> [Given task]
Write out the records that appear below, verbatim and complete, but without pictures.
════
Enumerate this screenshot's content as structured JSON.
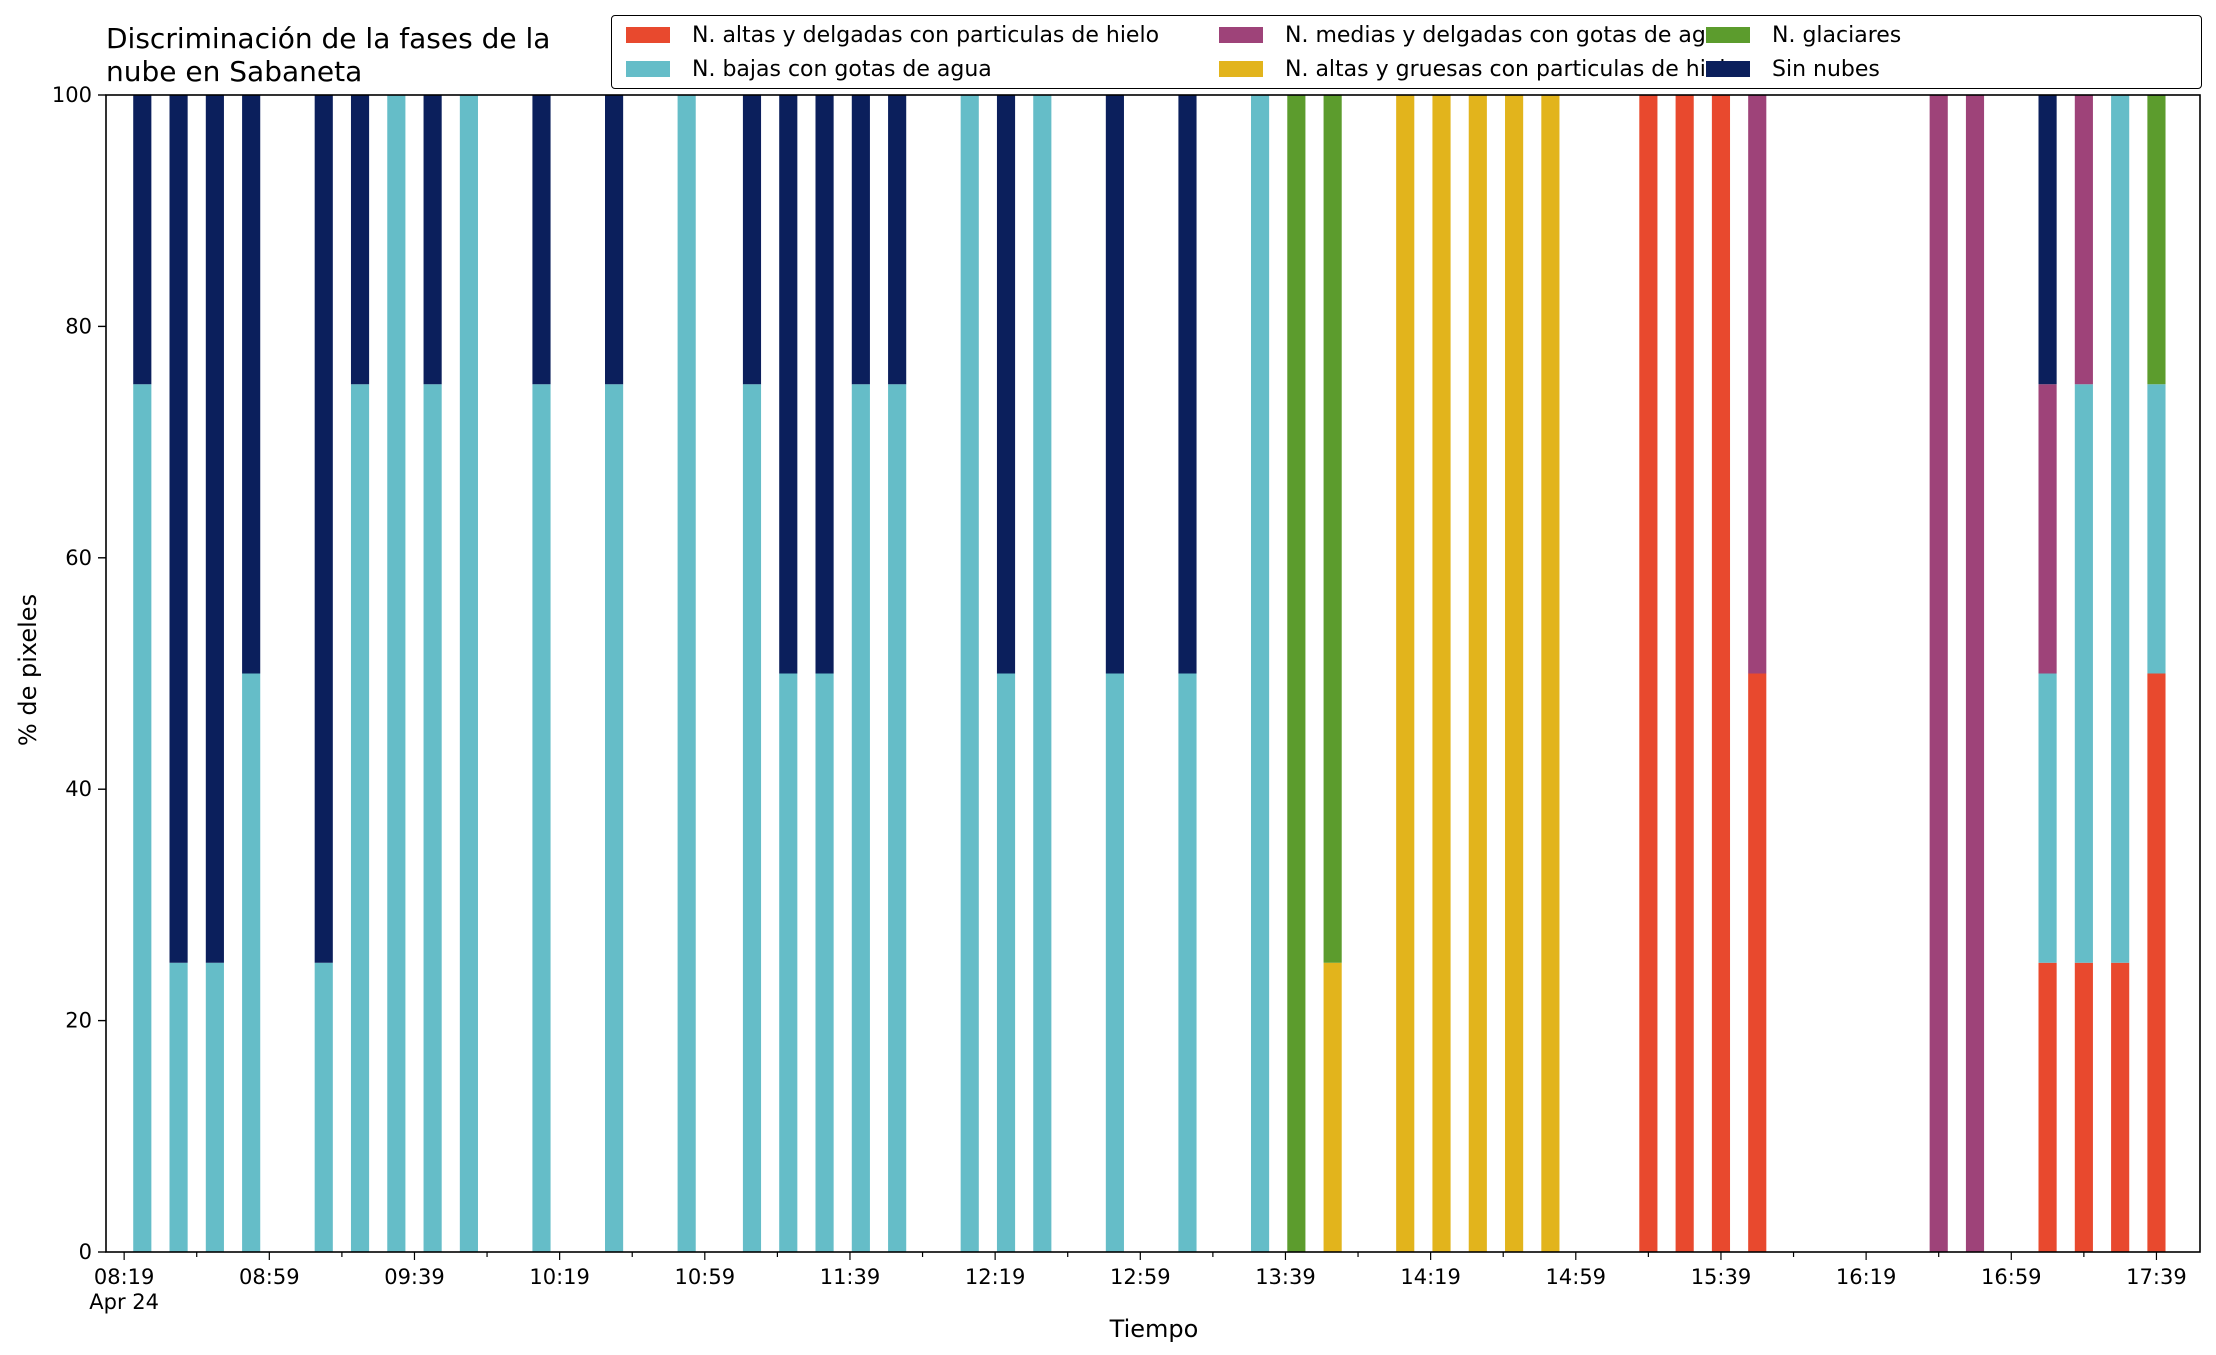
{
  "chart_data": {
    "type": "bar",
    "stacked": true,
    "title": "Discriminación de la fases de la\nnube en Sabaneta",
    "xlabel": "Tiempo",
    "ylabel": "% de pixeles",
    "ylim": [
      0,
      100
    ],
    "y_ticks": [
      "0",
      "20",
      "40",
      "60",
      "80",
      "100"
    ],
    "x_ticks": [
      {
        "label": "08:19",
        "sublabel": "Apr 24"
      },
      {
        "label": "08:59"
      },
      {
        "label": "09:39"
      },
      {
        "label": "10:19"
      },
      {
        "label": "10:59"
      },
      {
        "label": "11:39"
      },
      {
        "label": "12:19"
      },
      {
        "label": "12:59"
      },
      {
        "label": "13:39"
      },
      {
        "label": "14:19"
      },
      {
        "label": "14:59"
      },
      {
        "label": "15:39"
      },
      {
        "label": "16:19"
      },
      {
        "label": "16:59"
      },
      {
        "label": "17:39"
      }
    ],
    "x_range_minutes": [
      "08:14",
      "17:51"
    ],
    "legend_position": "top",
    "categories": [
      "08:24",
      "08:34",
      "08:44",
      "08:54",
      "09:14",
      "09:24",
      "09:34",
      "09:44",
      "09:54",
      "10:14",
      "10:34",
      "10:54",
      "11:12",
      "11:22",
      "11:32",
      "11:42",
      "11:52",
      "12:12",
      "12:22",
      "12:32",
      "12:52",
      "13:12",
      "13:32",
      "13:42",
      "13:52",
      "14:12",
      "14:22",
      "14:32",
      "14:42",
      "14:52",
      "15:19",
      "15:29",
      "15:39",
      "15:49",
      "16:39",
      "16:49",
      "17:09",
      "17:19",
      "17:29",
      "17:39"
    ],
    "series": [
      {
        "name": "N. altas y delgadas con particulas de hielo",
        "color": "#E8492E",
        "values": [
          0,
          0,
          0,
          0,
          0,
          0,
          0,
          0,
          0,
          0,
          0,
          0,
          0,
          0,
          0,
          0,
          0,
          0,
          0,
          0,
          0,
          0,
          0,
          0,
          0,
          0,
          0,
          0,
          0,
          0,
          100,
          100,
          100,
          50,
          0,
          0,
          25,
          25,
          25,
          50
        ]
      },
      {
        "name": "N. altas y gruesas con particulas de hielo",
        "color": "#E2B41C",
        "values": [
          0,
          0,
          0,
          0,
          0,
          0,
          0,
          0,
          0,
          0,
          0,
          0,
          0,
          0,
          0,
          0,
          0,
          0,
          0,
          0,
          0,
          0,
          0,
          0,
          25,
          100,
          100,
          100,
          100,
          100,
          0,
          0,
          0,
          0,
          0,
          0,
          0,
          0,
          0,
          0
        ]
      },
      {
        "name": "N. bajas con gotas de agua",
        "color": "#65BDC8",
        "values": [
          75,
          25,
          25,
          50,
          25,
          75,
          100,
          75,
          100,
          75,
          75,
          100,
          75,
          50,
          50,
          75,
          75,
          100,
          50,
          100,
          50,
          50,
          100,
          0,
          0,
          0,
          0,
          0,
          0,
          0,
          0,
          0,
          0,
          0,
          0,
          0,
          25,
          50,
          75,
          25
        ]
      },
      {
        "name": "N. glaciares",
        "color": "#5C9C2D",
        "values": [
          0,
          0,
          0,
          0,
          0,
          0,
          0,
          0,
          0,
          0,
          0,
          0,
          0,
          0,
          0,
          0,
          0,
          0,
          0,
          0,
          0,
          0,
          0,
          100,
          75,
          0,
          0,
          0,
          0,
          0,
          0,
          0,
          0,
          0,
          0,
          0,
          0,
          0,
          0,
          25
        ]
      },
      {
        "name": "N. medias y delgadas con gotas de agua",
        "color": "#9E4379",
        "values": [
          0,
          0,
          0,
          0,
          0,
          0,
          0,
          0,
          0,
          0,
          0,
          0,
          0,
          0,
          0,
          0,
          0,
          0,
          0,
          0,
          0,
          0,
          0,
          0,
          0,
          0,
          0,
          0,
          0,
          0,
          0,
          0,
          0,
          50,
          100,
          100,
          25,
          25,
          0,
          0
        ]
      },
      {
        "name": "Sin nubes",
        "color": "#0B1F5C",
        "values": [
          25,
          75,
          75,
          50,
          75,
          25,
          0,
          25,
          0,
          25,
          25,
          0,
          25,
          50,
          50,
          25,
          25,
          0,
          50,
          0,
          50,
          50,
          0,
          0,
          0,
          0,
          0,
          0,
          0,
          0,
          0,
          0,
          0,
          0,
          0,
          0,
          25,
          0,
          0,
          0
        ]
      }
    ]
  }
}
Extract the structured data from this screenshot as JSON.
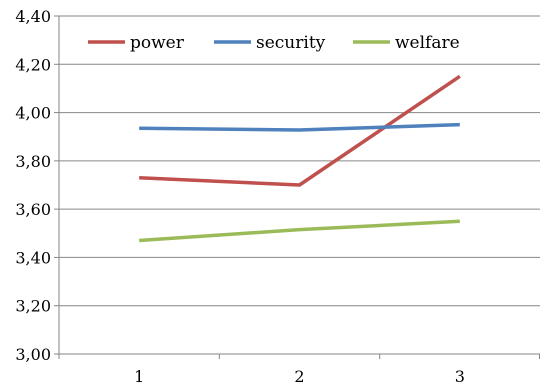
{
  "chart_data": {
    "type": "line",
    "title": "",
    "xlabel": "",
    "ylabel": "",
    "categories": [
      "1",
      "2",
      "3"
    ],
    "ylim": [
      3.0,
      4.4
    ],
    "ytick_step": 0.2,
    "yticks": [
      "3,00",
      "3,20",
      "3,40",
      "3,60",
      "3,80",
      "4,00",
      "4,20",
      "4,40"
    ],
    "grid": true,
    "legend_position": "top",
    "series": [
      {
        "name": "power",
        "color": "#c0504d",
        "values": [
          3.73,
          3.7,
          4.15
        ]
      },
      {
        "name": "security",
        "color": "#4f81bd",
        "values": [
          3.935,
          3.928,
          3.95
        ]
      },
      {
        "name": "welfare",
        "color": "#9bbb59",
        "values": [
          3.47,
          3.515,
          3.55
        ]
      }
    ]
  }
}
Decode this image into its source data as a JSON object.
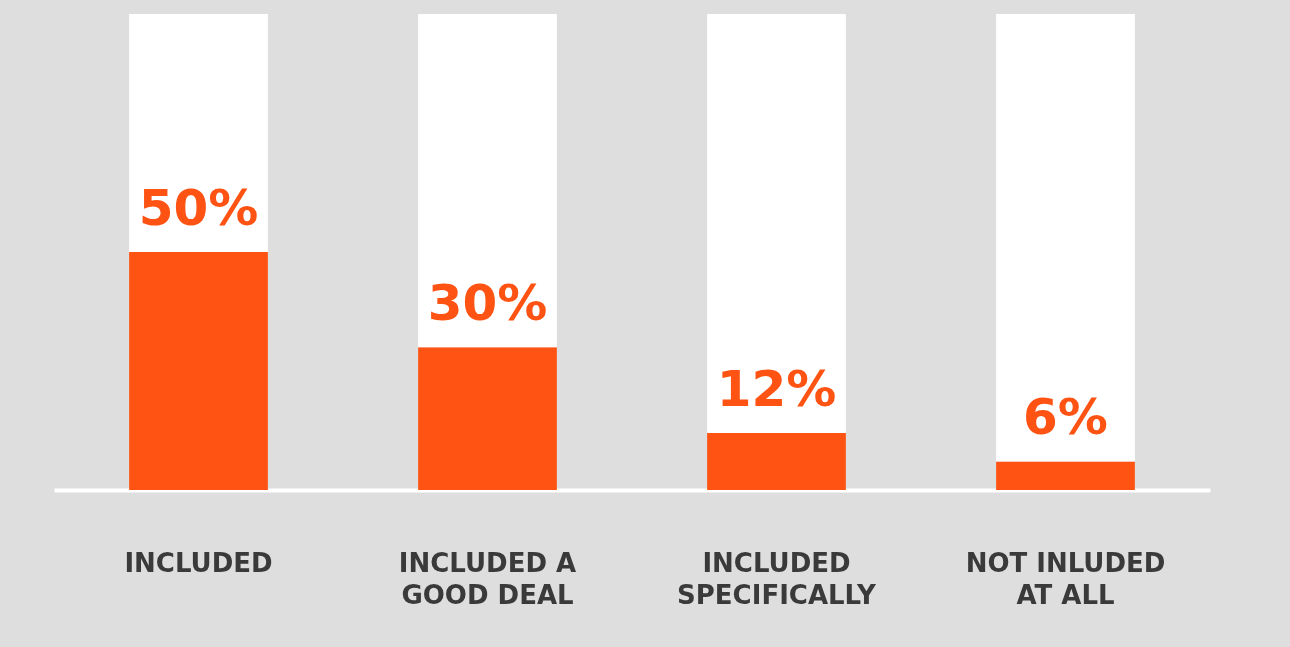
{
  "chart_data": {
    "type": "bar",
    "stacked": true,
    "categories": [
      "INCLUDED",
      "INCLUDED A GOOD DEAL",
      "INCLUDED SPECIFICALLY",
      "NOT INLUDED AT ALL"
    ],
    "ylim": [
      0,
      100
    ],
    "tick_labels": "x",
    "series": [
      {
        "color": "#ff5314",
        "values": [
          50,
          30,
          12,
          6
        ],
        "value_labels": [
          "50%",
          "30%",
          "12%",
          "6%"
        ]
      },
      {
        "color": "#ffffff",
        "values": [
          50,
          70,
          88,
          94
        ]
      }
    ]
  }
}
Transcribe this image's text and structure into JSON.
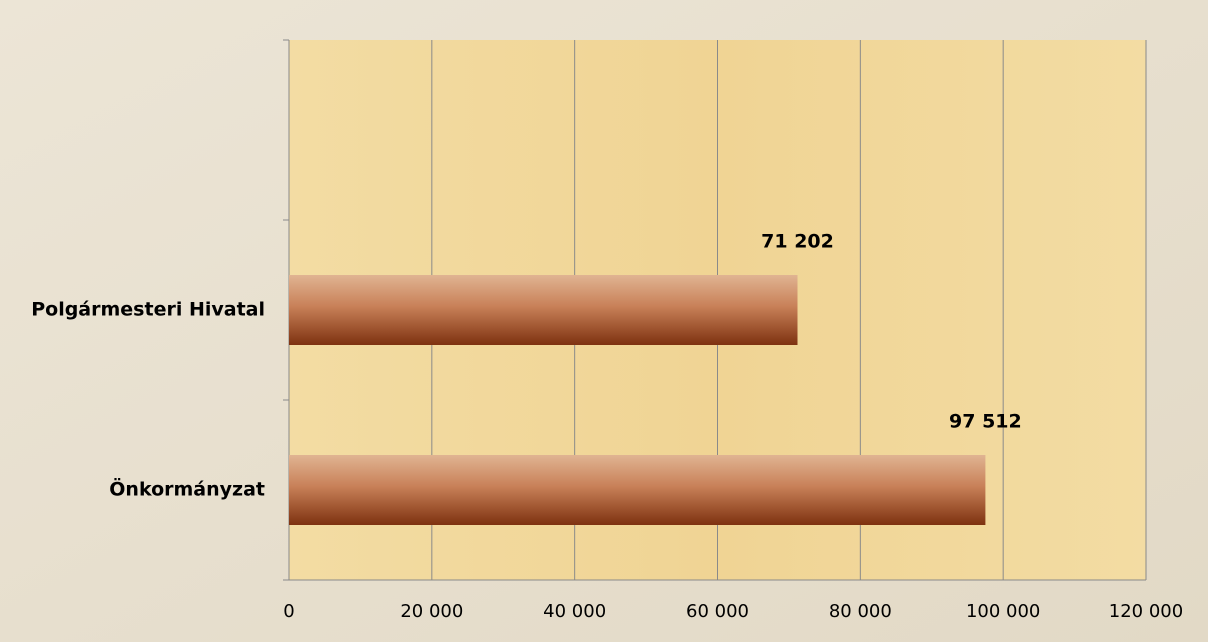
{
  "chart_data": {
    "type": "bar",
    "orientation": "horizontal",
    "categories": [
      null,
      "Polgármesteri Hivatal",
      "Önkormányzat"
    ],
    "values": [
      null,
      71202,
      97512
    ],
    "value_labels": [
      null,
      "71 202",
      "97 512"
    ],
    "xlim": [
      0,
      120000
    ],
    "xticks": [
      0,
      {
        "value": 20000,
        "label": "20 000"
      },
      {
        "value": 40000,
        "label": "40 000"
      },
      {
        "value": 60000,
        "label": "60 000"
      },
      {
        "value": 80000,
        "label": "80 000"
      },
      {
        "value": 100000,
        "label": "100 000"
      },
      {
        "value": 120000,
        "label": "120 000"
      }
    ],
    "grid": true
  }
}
════
> [Right answer]
Enumerate this screenshot's content as structured JSON.
{
  "chart_data": {
    "type": "bar",
    "stacked": true,
    "title": "Discriminación de la fases de la\nnube en Sabaneta",
    "xlabel": "Tiempo",
    "ylabel": "% de pixeles",
    "ylim": [
      0,
      100
    ],
    "y_ticks": [
      "0",
      "20",
      "40",
      "60",
      "80",
      "100"
    ],
    "x_ticks": [
      {
        "label": "08:19",
        "sublabel": "Apr 24"
      },
      {
        "label": "08:59"
      },
      {
        "label": "09:39"
      },
      {
        "label": "10:19"
      },
      {
        "label": "10:59"
      },
      {
        "label": "11:39"
      },
      {
        "label": "12:19"
      },
      {
        "label": "12:59"
      },
      {
        "label": "13:39"
      },
      {
        "label": "14:19"
      },
      {
        "label": "14:59"
      },
      {
        "label": "15:39"
      },
      {
        "label": "16:19"
      },
      {
        "label": "16:59"
      },
      {
        "label": "17:39"
      }
    ],
    "x_range_minutes": [
      "08:14",
      "17:51"
    ],
    "legend_position": "top",
    "categories": [
      "08:24",
      "08:34",
      "08:44",
      "08:54",
      "09:14",
      "09:24",
      "09:34",
      "09:44",
      "09:54",
      "10:14",
      "10:34",
      "10:54",
      "11:12",
      "11:22",
      "11:32",
      "11:42",
      "11:52",
      "12:12",
      "12:22",
      "12:32",
      "12:52",
      "13:12",
      "13:32",
      "13:42",
      "13:52",
      "14:12",
      "14:22",
      "14:32",
      "14:42",
      "14:52",
      "15:19",
      "15:29",
      "15:39",
      "15:49",
      "16:39",
      "16:49",
      "17:09",
      "17:19",
      "17:29",
      "17:39"
    ],
    "series": [
      {
        "name": "N. altas y delgadas con particulas de hielo",
        "color": "#E8492E",
        "values": [
          0,
          0,
          0,
          0,
          0,
          0,
          0,
          0,
          0,
          0,
          0,
          0,
          0,
          0,
          0,
          0,
          0,
          0,
          0,
          0,
          0,
          0,
          0,
          0,
          0,
          0,
          0,
          0,
          0,
          0,
          100,
          100,
          100,
          50,
          0,
          0,
          25,
          25,
          25,
          50
        ]
      },
      {
        "name": "N. altas y gruesas con particulas de hielo",
        "color": "#E2B41C",
        "values": [
          0,
          0,
          0,
          0,
          0,
          0,
          0,
          0,
          0,
          0,
          0,
          0,
          0,
          0,
          0,
          0,
          0,
          0,
          0,
          0,
          0,
          0,
          0,
          0,
          25,
          100,
          100,
          100,
          100,
          100,
          0,
          0,
          0,
          0,
          0,
          0,
          0,
          0,
          0,
          0
        ]
      },
      {
        "name": "N. bajas con gotas de agua",
        "color": "#65BDC8",
        "values": [
          75,
          25,
          25,
          50,
          25,
          75,
          100,
          75,
          100,
          75,
          75,
          100,
          75,
          50,
          50,
          75,
          75,
          100,
          50,
          100,
          50,
          50,
          100,
          0,
          0,
          0,
          0,
          0,
          0,
          0,
          0,
          0,
          0,
          0,
          0,
          0,
          25,
          50,
          75,
          25
        ]
      },
      {
        "name": "N. glaciares",
        "color": "#5C9C2D",
        "values": [
          0,
          0,
          0,
          0,
          0,
          0,
          0,
          0,
          0,
          0,
          0,
          0,
          0,
          0,
          0,
          0,
          0,
          0,
          0,
          0,
          0,
          0,
          0,
          100,
          75,
          0,
          0,
          0,
          0,
          0,
          0,
          0,
          0,
          0,
          0,
          0,
          0,
          0,
          0,
          25
        ]
      },
      {
        "name": "N. medias y delgadas con gotas de agua",
        "color": "#9E4379",
        "values": [
          0,
          0,
          0,
          0,
          0,
          0,
          0,
          0,
          0,
          0,
          0,
          0,
          0,
          0,
          0,
          0,
          0,
          0,
          0,
          0,
          0,
          0,
          0,
          0,
          0,
          0,
          0,
          0,
          0,
          0,
          0,
          0,
          0,
          50,
          100,
          100,
          25,
          25,
          0,
          0
        ]
      },
      {
        "name": "Sin nubes",
        "color": "#0B1F5C",
        "values": [
          25,
          75,
          75,
          50,
          75,
          25,
          0,
          25,
          0,
          25,
          25,
          0,
          25,
          50,
          50,
          25,
          25,
          0,
          50,
          0,
          50,
          50,
          0,
          0,
          0,
          0,
          0,
          0,
          0,
          0,
          0,
          0,
          0,
          0,
          0,
          0,
          25,
          0,
          0,
          0
        ]
      }
    ]
  }
}
Extract the structured data from this screenshot as JSON.
{
  "chart_data": {
    "type": "line",
    "title": "",
    "xlabel": "",
    "ylabel": "",
    "categories": [
      "1",
      "2",
      "3"
    ],
    "ylim": [
      3.0,
      4.4
    ],
    "ytick_step": 0.2,
    "yticks": [
      "3,00",
      "3,20",
      "3,40",
      "3,60",
      "3,80",
      "4,00",
      "4,20",
      "4,40"
    ],
    "grid": true,
    "legend_position": "top",
    "series": [
      {
        "name": "power",
        "color": "#c0504d",
        "values": [
          3.73,
          3.7,
          4.15
        ]
      },
      {
        "name": "security",
        "color": "#4f81bd",
        "values": [
          3.935,
          3.928,
          3.95
        ]
      },
      {
        "name": "welfare",
        "color": "#9bbb59",
        "values": [
          3.47,
          3.515,
          3.55
        ]
      }
    ]
  }
}
Decode this image into its source data as a JSON object.
{
  "chart_data": {
    "type": "bar",
    "stacked": true,
    "categories": [
      "INCLUDED",
      "INCLUDED A GOOD DEAL",
      "INCLUDED SPECIFICALLY",
      "NOT INLUDED AT ALL"
    ],
    "ylim": [
      0,
      100
    ],
    "tick_labels": "x",
    "series": [
      {
        "color": "#ff5314",
        "values": [
          50,
          30,
          12,
          6
        ],
        "value_labels": [
          "50%",
          "30%",
          "12%",
          "6%"
        ]
      },
      {
        "color": "#ffffff",
        "values": [
          50,
          70,
          88,
          94
        ]
      }
    ]
  }
}
Transcribe this image's text and structure into JSON.
{
  "chart_data": {
    "type": "bar",
    "orientation": "horizontal",
    "categories": [
      null,
      "Polgármesteri Hivatal",
      "Önkormányzat"
    ],
    "values": [
      null,
      71202,
      97512
    ],
    "value_labels": [
      null,
      "71 202",
      "97 512"
    ],
    "xlim": [
      0,
      120000
    ],
    "xticks": [
      0,
      {
        "value": 20000,
        "label": "20 000"
      },
      {
        "value": 40000,
        "label": "40 000"
      },
      {
        "value": 60000,
        "label": "60 000"
      },
      {
        "value": 80000,
        "label": "80 000"
      },
      {
        "value": 100000,
        "label": "100 000"
      },
      {
        "value": 120000,
        "label": "120 000"
      }
    ],
    "grid": true
  }
}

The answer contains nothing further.